-- start of SUPPLIED RECORDS --
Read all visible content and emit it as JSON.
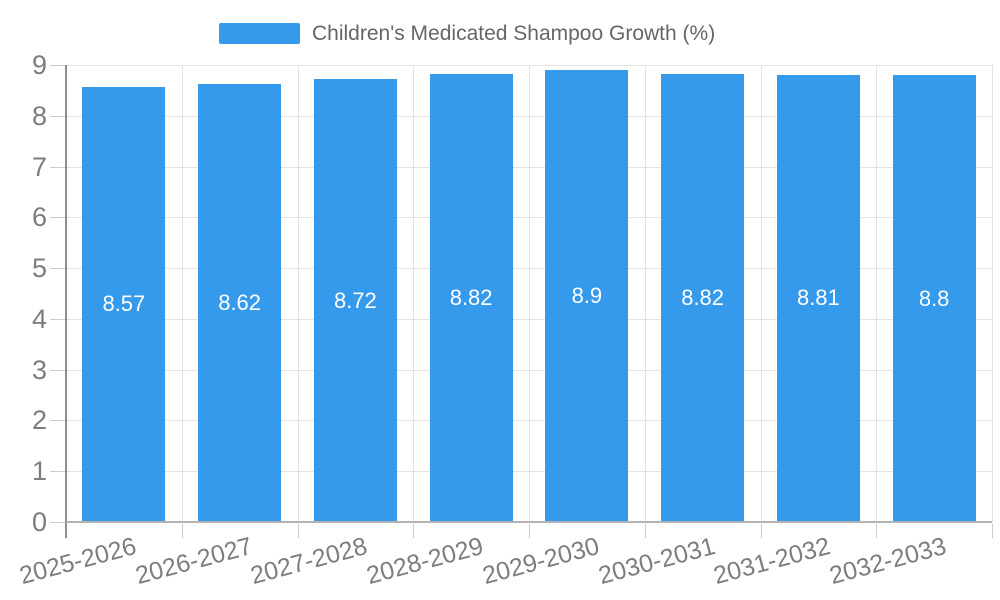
{
  "legend": {
    "label": "Children's Medicated Shampoo Growth (%)"
  },
  "chart_data": {
    "type": "bar",
    "title": "Children's Medicated Shampoo Growth (%)",
    "categories": [
      "2025-2026",
      "2026-2027",
      "2027-2028",
      "2028-2029",
      "2029-2030",
      "2030-2031",
      "2031-2032",
      "2032-2033"
    ],
    "values": [
      8.57,
      8.62,
      8.72,
      8.82,
      8.9,
      8.82,
      8.81,
      8.8
    ],
    "value_labels": [
      "8.57",
      "8.62",
      "8.72",
      "8.82",
      "8.9",
      "8.82",
      "8.81",
      "8.8"
    ],
    "xlabel": "",
    "ylabel": "",
    "ylim": [
      0,
      9
    ],
    "ytick_step": 1,
    "yticks": [
      0,
      1,
      2,
      3,
      4,
      5,
      6,
      7,
      8,
      9
    ],
    "grid": true,
    "legend_position": "top",
    "x_label_rotation_deg": -15,
    "colors": {
      "bar": "#3599ec",
      "value_label": "#ffffff",
      "grid_line": "#e3e3e3",
      "axis_line": "#8e8e8e",
      "bottom_axis_line": "#b3b3b3",
      "tick_mark": "#cccccc",
      "tick_label": "#7d7d7d",
      "legend_text": "#666666"
    }
  }
}
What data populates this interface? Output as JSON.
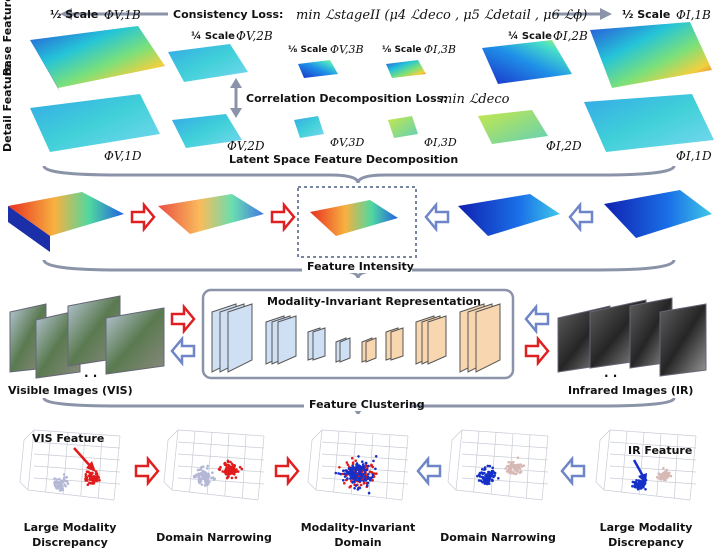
{
  "row_labels": {
    "base": "Base Feature",
    "detail": "Detail Feature"
  },
  "scales": {
    "half": "½ Scale",
    "quarter": "¼ Scale",
    "eighth": "⅛ Scale"
  },
  "feature_symbols": {
    "v1b": "ΦV,1B",
    "v2b": "ΦV,2B",
    "v3b": "ΦV,3B",
    "i3b": "ΦI,3B",
    "i2b": "ΦI,2B",
    "i1b": "ΦI,1B",
    "v1d": "ΦV,1D",
    "v2d": "ΦV,2D",
    "v3d": "ΦV,3D",
    "i3d": "ΦI,3D",
    "i2d": "ΦI,2D",
    "i1d": "ΦI,1D"
  },
  "consistency_loss": {
    "label": "Consistency Loss:",
    "formula": "min ℒstageII (μ4 ℒdeco ,  μ5 ℒdetail ,  μ6 ℒϕ)"
  },
  "correlation_loss": {
    "label": "Correlation Decomposition Loss:",
    "formula": "min ℒdeco"
  },
  "section_titles": {
    "latent": "Latent Space Feature Decomposition",
    "intensity": "Feature Intensity",
    "mir": "Modality-Invariant Representation",
    "clustering": "Feature Clustering"
  },
  "images": {
    "visible": "Visible Images (VIS)",
    "infrared": "Infrared Images (IR)",
    "dots": "· ·"
  },
  "cluster_labels": {
    "vis_feature": "VIS Feature",
    "ir_feature": "IR Feature",
    "large_discrepancy_left": "Large Modality Discrepancy",
    "domain_narrowing_left": "Domain Narrowing",
    "invariant_domain": "Modality-Invariant Domain",
    "domain_narrowing_right": "Domain Narrowing",
    "large_discrepancy_right": "Large Modality Discrepancy"
  },
  "colors": {
    "vis": "#e01b1b",
    "ir": "#1530c8",
    "vis_faded": "#b4b8d6",
    "ir_faded": "#d6b8b4",
    "connector": "#8b93a8",
    "arrow_red": "#e02020",
    "arrow_blue": "#6e86c8"
  }
}
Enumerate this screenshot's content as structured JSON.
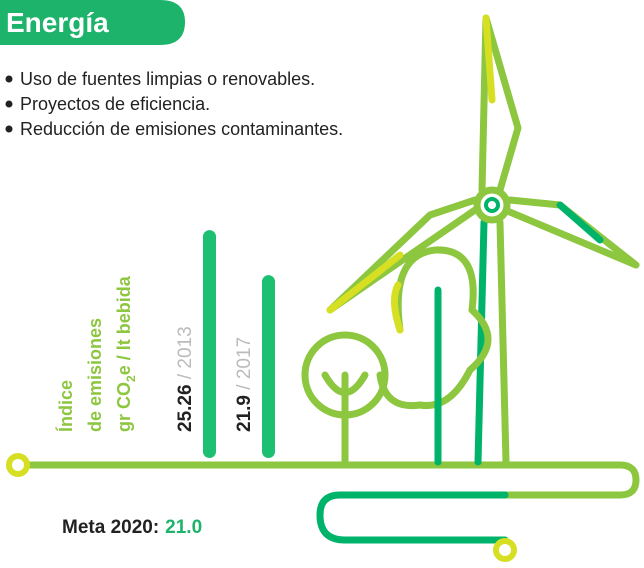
-- end of SUPPLIED RECORDS --
Check each line of the records for the word "content", and show the lines that contain it.

Read all visible content and emit it as JSON.
Enumerate this screenshot's content as structured JSON.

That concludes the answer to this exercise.